(Task instructions) Copy the entries word for word, from the first line through the line that contains "- cpu-size-4[interactable]: 4: [418, 907, 476, 954]".

(Excerpted data)
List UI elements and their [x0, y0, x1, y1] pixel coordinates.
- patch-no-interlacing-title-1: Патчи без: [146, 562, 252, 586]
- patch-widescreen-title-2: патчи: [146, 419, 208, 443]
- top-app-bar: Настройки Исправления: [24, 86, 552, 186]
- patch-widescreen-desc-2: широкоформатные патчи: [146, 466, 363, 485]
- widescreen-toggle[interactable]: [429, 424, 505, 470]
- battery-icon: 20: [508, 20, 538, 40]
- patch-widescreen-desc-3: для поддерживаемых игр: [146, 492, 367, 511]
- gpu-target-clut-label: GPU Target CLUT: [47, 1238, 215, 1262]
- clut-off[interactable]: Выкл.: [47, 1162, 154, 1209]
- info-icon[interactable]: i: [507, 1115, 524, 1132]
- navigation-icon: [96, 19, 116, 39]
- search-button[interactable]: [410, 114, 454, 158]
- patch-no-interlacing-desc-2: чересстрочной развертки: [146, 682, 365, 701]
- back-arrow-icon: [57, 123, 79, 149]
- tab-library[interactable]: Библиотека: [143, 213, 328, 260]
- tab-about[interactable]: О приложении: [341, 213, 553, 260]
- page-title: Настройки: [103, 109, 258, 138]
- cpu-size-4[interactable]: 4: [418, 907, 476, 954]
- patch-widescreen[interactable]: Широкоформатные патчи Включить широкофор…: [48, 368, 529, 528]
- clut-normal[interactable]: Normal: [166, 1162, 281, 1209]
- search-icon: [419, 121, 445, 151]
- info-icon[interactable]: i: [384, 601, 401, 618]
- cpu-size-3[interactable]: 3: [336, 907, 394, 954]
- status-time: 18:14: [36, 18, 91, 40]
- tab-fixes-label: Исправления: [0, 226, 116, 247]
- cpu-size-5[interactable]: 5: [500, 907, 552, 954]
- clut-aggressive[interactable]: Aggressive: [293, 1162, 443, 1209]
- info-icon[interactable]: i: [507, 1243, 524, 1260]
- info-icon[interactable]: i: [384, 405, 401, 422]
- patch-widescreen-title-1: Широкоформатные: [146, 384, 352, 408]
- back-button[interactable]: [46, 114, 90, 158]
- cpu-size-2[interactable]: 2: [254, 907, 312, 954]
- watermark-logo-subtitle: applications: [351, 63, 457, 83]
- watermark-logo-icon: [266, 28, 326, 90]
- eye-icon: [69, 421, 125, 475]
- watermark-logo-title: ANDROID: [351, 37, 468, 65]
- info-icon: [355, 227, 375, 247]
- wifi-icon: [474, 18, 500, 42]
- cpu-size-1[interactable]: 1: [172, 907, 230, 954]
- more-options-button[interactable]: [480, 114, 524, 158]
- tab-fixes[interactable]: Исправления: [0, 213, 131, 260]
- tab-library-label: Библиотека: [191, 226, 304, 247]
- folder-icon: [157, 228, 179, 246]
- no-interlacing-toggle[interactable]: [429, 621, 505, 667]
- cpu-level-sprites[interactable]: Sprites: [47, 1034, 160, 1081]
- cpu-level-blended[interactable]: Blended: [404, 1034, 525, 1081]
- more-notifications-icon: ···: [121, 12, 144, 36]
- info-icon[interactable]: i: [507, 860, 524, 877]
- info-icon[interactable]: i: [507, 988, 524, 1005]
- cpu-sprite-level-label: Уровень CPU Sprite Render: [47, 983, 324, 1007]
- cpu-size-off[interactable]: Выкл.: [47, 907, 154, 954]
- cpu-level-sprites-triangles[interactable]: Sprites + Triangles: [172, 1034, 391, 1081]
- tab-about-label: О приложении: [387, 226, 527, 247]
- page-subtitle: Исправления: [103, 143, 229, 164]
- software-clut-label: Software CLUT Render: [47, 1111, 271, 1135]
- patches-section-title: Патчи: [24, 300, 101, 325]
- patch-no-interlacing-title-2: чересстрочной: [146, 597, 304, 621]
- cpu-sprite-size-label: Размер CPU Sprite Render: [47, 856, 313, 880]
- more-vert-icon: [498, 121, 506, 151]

(Correct answer)
List UI elements and their [x0, y0, x1, y1] pixel coordinates.
- patch-no-interlacing-title-1: Патчи без: [146, 562, 252, 586]
- patch-widescreen-title-2: патчи: [146, 419, 208, 443]
- top-app-bar: Настройки Исправления: [24, 86, 552, 186]
- patch-widescreen-desc-2: широкоформатные патчи: [146, 466, 363, 485]
- widescreen-toggle[interactable]: [429, 424, 505, 470]
- battery-icon: 20: [508, 20, 538, 40]
- patch-widescreen-desc-3: для поддерживаемых игр: [146, 492, 367, 511]
- gpu-target-clut-label: GPU Target CLUT: [47, 1238, 215, 1262]
- clut-off[interactable]: Выкл.: [47, 1162, 154, 1209]
- info-icon[interactable]: i: [507, 1115, 524, 1132]
- navigation-icon: [96, 19, 116, 39]
- search-button[interactable]: [410, 114, 454, 158]
- patch-no-interlacing-desc-2: чересстрочной развертки: [146, 682, 365, 701]
- back-arrow-icon: [57, 123, 79, 149]
- tab-library[interactable]: Библиотека: [143, 213, 328, 260]
- tab-about[interactable]: О приложении: [341, 213, 553, 260]
- page-title: Настройки: [103, 109, 258, 138]
- cpu-size-4[interactable]: 4: [418, 907, 476, 954]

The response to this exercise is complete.